[What you will do]: Review the material line by line. Identify and copy every line that contains the string "Black".

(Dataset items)
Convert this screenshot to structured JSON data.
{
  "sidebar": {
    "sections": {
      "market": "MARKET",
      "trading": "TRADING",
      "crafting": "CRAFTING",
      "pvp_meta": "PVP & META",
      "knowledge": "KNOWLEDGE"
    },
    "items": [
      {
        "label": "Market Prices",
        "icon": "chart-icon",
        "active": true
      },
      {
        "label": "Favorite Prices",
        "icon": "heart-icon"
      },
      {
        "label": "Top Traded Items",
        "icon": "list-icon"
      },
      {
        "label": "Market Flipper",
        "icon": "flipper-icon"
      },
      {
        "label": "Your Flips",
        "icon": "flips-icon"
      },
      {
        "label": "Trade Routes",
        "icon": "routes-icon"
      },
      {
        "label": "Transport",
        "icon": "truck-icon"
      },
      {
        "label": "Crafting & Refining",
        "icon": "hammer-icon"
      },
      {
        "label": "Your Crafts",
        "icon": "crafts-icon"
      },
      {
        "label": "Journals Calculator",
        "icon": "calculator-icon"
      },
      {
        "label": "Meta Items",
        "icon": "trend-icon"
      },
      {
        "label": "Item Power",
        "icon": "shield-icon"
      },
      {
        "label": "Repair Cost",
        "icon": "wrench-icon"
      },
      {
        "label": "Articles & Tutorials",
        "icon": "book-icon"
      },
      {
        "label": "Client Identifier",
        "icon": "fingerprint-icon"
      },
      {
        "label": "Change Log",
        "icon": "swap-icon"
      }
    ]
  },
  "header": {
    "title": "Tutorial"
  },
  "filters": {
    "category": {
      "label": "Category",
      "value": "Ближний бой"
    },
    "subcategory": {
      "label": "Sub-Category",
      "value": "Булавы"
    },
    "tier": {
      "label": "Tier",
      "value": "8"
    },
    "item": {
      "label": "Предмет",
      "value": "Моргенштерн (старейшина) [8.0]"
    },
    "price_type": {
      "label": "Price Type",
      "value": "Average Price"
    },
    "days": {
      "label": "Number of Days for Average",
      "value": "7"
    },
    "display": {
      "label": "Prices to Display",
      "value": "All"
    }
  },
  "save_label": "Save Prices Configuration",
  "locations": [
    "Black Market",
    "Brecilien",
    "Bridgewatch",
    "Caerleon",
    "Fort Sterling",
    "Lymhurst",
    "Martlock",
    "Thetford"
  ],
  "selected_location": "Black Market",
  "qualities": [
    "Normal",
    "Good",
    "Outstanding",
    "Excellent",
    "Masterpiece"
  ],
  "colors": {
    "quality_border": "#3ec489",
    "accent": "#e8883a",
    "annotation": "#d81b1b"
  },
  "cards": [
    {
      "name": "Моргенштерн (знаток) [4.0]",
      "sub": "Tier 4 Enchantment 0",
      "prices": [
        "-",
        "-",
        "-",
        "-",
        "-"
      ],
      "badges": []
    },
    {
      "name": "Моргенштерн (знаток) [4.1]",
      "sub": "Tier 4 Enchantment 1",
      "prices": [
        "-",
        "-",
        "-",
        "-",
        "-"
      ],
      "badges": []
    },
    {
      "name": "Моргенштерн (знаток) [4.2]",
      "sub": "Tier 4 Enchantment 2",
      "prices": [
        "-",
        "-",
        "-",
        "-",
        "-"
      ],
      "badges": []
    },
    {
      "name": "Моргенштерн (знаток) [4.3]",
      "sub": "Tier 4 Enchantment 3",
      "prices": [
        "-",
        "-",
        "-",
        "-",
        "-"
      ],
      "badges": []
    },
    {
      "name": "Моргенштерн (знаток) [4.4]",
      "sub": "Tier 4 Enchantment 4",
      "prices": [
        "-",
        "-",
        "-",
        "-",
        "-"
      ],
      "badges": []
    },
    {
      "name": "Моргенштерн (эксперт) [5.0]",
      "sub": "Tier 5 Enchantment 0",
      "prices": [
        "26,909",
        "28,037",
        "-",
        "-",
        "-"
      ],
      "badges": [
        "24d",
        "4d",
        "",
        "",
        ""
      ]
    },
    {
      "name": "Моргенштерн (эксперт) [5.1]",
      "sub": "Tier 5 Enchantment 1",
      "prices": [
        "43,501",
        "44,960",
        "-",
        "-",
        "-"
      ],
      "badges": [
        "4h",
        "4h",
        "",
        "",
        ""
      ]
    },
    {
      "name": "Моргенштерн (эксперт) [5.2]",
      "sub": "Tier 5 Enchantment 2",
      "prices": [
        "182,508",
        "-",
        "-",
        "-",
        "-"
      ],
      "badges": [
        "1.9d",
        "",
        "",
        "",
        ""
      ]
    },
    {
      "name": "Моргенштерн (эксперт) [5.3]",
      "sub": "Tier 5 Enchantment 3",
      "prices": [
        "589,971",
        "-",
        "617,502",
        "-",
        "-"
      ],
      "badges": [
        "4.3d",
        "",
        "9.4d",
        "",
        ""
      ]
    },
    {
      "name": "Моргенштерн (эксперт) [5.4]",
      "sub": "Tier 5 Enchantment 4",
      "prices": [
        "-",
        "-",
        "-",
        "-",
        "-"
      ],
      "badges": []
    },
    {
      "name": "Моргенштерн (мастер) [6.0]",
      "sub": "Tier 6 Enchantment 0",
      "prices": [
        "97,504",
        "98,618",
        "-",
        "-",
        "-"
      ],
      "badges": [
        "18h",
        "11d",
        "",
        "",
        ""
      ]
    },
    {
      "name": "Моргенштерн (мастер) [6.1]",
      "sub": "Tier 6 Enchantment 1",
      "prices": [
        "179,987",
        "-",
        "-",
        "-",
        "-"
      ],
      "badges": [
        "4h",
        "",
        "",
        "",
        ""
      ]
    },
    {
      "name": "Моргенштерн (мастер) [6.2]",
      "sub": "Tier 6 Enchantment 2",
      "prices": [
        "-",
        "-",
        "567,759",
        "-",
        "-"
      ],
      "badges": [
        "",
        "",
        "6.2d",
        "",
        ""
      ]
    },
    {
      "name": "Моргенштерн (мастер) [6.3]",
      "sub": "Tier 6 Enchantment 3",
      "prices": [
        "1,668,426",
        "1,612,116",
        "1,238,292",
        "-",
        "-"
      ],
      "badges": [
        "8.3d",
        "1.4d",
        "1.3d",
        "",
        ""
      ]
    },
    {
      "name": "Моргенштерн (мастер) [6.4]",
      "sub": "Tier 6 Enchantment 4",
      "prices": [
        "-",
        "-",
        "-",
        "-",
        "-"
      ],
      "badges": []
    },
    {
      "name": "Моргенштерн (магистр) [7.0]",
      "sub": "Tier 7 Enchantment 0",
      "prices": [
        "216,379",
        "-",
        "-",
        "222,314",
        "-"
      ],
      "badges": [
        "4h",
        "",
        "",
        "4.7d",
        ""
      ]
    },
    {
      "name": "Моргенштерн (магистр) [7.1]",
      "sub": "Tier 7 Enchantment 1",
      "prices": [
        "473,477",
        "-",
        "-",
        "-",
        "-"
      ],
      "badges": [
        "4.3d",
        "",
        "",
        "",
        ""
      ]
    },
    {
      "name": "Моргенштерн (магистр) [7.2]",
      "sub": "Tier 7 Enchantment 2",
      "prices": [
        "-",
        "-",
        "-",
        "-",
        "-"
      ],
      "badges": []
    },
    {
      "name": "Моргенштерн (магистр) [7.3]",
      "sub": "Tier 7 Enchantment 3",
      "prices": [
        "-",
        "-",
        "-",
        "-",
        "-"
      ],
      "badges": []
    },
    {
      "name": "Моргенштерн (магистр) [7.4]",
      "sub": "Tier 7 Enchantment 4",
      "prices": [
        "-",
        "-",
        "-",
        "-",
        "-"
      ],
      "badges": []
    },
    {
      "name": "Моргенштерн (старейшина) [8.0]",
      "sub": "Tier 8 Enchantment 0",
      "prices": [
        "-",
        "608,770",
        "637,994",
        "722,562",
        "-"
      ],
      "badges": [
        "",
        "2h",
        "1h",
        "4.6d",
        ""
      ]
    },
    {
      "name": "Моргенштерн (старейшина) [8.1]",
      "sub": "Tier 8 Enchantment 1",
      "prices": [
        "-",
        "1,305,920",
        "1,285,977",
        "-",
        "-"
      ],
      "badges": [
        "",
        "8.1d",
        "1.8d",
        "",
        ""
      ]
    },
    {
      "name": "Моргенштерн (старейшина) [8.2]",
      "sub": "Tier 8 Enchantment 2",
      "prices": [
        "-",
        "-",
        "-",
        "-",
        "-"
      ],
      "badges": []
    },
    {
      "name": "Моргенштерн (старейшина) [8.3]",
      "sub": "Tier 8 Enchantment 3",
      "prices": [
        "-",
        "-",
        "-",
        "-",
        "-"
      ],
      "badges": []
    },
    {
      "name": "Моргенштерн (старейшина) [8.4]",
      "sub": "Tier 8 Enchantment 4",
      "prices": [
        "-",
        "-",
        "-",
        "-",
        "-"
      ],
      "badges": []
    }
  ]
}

[Output]:
    "Black Market",
  "selected_location": "Black Market",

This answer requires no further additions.